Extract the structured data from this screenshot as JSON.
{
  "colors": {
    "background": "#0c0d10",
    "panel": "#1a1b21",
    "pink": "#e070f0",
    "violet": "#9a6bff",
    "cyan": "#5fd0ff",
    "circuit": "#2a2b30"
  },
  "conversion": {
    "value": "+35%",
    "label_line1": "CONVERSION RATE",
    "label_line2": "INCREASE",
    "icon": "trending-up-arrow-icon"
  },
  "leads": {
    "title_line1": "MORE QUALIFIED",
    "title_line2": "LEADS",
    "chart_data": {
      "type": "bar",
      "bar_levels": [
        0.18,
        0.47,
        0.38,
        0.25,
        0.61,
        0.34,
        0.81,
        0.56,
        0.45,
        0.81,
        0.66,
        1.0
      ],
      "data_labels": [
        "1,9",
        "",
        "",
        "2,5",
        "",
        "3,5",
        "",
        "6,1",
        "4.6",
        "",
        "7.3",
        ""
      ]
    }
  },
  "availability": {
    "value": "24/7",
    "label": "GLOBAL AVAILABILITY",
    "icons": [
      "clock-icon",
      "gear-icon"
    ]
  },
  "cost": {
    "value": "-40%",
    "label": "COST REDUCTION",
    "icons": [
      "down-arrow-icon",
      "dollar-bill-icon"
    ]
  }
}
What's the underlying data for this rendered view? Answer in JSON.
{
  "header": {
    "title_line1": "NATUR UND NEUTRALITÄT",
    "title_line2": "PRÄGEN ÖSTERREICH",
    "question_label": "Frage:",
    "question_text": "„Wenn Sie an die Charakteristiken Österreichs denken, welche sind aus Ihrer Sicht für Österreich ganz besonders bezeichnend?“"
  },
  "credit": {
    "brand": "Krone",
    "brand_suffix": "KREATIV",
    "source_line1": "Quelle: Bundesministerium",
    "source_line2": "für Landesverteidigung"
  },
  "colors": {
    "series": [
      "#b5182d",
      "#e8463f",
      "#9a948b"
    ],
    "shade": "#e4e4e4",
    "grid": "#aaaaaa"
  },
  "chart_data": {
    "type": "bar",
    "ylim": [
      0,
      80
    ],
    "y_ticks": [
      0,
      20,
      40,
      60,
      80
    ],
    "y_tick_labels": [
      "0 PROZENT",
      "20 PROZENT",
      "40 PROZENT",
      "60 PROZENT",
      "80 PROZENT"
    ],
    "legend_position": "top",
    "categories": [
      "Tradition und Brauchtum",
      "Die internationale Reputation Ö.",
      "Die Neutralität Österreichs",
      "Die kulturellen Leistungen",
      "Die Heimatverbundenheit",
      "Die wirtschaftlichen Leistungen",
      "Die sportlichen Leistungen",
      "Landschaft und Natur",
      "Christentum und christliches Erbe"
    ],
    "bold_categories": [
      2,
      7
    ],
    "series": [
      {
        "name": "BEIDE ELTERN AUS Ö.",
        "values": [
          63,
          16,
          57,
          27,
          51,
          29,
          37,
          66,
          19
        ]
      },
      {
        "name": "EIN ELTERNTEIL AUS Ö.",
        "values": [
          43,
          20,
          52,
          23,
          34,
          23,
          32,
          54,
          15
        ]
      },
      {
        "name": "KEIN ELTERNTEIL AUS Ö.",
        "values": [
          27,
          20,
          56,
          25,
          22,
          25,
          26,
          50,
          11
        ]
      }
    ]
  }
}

____

_TASK PROMPT_
Recite the full listing above exactly.

_ANSWER TO THE EXERCISE_
Extract the structured data from this screenshot as JSON.
{
  "colors": {
    "background": "#0c0d10",
    "panel": "#1a1b21",
    "pink": "#e070f0",
    "violet": "#9a6bff",
    "cyan": "#5fd0ff",
    "circuit": "#2a2b30"
  },
  "conversion": {
    "value": "+35%",
    "label_line1": "CONVERSION RATE",
    "label_line2": "INCREASE",
    "icon": "trending-up-arrow-icon"
  },
  "leads": {
    "title_line1": "MORE QUALIFIED",
    "title_line2": "LEADS",
    "chart_data": {
      "type": "bar",
      "bar_levels": [
        0.18,
        0.47,
        0.38,
        0.25,
        0.61,
        0.34,
        0.81,
        0.56,
        0.45,
        0.81,
        0.66,
        1.0
      ],
      "data_labels": [
        "1,9",
        "",
        "",
        "2,5",
        "",
        "3,5",
        "",
        "6,1",
        "4.6",
        "",
        "7.3",
        ""
      ]
    }
  },
  "availability": {
    "value": "24/7",
    "label": "GLOBAL AVAILABILITY",
    "icons": [
      "clock-icon",
      "gear-icon"
    ]
  },
  "cost": {
    "value": "-40%",
    "label": "COST REDUCTION",
    "icons": [
      "down-arrow-icon",
      "dollar-bill-icon"
    ]
  }
}
What's the underlying data for this rendered view? Answer in JSON.
{
  "header": {
    "title_line1": "NATUR UND NEUTRALITÄT",
    "title_line2": "PRÄGEN ÖSTERREICH",
    "question_label": "Frage:",
    "question_text": "„Wenn Sie an die Charakteristiken Österreichs denken, welche sind aus Ihrer Sicht für Österreich ganz besonders bezeichnend?“"
  },
  "credit": {
    "brand": "Krone",
    "brand_suffix": "KREATIV",
    "source_line1": "Quelle: Bundesministerium",
    "source_line2": "für Landesverteidigung"
  },
  "colors": {
    "series": [
      "#b5182d",
      "#e8463f",
      "#9a948b"
    ],
    "shade": "#e4e4e4",
    "grid": "#aaaaaa"
  },
  "chart_data": {
    "type": "bar",
    "ylim": [
      0,
      80
    ],
    "y_ticks": [
      0,
      20,
      40,
      60,
      80
    ],
    "y_tick_labels": [
      "0 PROZENT",
      "20 PROZENT",
      "40 PROZENT",
      "60 PROZENT",
      "80 PROZENT"
    ],
    "legend_position": "top",
    "categories": [
      "Tradition und Brauchtum",
      "Die internationale Reputation Ö.",
      "Die Neutralität Österreichs",
      "Die kulturellen Leistungen",
      "Die Heimatverbundenheit",
      "Die wirtschaftlichen Leistungen",
      "Die sportlichen Leistungen",
      "Landschaft und Natur",
      "Christentum und christliches Erbe"
    ],
    "bold_categories": [
      2,
      7
    ],
    "series": [
      {
        "name": "BEIDE ELTERN AUS Ö.",
        "values": [
          63,
          16,
          57,
          27,
          51,
          29,
          37,
          66,
          19
        ]
      },
      {
        "name": "EIN ELTERNTEIL AUS Ö.",
        "values": [
          43,
          20,
          52,
          23,
          34,
          23,
          32,
          54,
          15
        ]
      },
      {
        "name": "KEIN ELTERNTEIL AUS Ö.",
        "values": [
          27,
          20,
          56,
          25,
          22,
          25,
          26,
          50,
          11
        ]
      }
    ]
  }
}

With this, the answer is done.